◆ Exercise
Search the listing below for the string "ブランドG" and show each line that contains it.

◆ Dataset
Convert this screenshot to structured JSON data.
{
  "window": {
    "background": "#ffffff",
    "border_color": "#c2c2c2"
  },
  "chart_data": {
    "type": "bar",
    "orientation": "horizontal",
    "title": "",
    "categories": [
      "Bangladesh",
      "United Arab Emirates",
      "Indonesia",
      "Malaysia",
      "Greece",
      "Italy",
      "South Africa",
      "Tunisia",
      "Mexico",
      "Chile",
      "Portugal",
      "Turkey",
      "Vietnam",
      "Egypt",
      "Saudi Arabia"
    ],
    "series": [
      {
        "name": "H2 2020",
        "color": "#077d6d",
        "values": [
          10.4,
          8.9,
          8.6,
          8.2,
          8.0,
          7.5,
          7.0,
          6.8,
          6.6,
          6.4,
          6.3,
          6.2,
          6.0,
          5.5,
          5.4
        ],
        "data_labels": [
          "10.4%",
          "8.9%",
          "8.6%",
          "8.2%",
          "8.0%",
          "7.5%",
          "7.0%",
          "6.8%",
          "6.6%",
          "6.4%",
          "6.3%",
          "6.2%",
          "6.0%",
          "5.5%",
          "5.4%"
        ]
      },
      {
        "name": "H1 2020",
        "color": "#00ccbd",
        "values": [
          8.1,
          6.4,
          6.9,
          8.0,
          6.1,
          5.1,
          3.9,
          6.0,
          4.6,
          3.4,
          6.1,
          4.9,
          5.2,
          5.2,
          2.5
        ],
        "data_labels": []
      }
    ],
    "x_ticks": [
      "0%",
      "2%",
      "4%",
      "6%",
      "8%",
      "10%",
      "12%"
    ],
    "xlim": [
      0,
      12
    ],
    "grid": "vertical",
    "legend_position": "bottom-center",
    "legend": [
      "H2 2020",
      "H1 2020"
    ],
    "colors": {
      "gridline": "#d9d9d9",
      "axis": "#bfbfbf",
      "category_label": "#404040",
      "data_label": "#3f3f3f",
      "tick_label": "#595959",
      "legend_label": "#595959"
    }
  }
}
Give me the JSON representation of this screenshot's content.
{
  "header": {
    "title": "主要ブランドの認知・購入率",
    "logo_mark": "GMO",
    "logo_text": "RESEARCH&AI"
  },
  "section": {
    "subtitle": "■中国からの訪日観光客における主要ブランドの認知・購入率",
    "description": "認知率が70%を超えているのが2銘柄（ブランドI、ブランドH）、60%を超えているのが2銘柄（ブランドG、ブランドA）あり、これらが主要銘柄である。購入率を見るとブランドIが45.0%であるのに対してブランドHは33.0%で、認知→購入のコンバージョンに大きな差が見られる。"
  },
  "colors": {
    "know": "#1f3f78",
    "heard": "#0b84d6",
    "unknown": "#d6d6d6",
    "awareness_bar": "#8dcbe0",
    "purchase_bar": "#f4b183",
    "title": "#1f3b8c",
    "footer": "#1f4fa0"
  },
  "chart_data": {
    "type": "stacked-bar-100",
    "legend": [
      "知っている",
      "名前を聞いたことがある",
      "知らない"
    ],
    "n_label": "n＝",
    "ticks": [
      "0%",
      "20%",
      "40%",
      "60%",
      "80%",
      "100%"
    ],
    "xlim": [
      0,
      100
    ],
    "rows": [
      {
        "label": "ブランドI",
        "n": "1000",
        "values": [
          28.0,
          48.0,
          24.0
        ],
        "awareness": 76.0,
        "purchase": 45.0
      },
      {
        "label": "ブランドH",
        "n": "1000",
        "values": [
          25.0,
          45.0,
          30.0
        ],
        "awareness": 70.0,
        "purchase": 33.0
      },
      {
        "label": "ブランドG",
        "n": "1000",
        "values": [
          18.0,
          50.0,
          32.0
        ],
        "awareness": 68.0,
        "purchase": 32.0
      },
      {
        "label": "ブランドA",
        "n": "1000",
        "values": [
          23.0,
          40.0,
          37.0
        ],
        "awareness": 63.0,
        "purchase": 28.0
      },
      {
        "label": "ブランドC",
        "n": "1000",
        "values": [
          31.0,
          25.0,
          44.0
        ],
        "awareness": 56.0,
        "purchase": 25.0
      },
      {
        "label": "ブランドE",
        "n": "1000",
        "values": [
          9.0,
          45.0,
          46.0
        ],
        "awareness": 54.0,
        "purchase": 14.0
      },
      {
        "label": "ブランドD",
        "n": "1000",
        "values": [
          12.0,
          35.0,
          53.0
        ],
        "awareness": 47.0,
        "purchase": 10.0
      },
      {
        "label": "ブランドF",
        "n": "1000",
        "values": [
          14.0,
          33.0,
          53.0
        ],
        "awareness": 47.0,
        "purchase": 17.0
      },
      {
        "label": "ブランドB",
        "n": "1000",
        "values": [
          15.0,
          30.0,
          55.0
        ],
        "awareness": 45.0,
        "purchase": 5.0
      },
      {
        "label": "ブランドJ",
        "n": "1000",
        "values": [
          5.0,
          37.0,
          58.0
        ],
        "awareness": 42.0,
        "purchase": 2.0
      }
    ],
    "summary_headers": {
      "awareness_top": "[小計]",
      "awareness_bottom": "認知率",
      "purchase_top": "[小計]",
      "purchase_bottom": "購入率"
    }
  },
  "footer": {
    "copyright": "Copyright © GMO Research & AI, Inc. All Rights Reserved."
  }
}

* * *

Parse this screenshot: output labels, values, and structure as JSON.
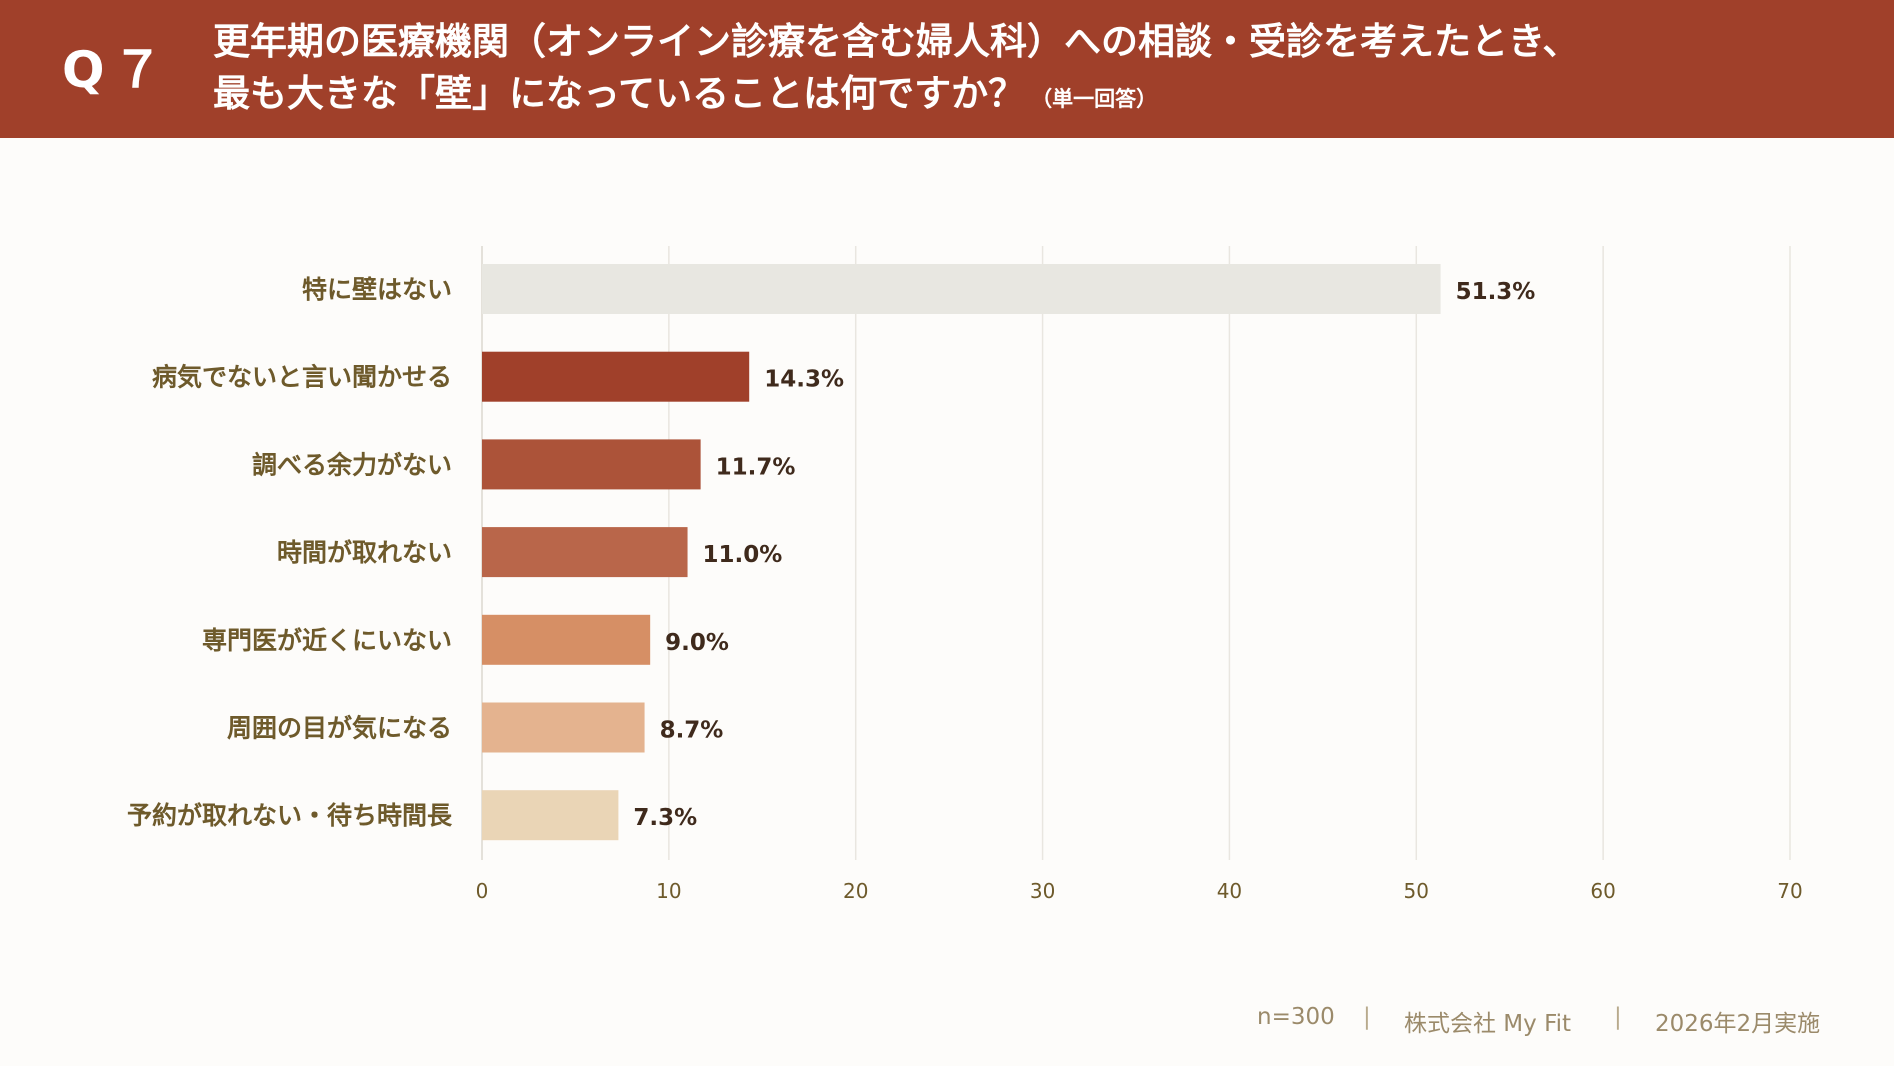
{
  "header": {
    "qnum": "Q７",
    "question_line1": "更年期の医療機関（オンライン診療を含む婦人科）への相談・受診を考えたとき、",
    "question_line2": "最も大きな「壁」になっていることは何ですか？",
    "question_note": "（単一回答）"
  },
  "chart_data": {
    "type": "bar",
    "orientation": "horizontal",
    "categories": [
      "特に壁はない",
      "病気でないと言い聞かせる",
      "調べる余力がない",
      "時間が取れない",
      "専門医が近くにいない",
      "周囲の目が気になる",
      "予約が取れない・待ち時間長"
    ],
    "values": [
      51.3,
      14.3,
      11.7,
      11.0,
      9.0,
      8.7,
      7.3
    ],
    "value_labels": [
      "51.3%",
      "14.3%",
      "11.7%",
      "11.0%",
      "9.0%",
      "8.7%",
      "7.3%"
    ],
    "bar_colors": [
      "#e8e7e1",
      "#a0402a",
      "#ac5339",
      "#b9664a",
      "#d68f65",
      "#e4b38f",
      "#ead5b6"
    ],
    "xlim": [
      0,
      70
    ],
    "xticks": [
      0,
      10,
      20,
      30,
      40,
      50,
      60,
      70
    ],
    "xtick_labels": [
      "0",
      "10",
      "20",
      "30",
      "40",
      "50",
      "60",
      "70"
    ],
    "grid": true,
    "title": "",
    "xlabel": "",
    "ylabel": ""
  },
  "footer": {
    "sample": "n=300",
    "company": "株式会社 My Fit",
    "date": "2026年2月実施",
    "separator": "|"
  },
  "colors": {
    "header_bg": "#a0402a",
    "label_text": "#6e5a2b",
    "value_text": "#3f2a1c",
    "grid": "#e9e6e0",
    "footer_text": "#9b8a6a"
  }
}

◆ Result of this exercise
    "description": "認知率が70%を超えているのが2銘柄（ブランドI、ブランドH）、60%を超えているのが2銘柄（ブランドG、ブランドA）あり、これらが主要銘柄である。購入率を見るとブランドIが45.0%であるのに対してブランドHは33.0%で、認知→購入のコンバージョンに大きな差が見られる。"
        "label": "ブランドG",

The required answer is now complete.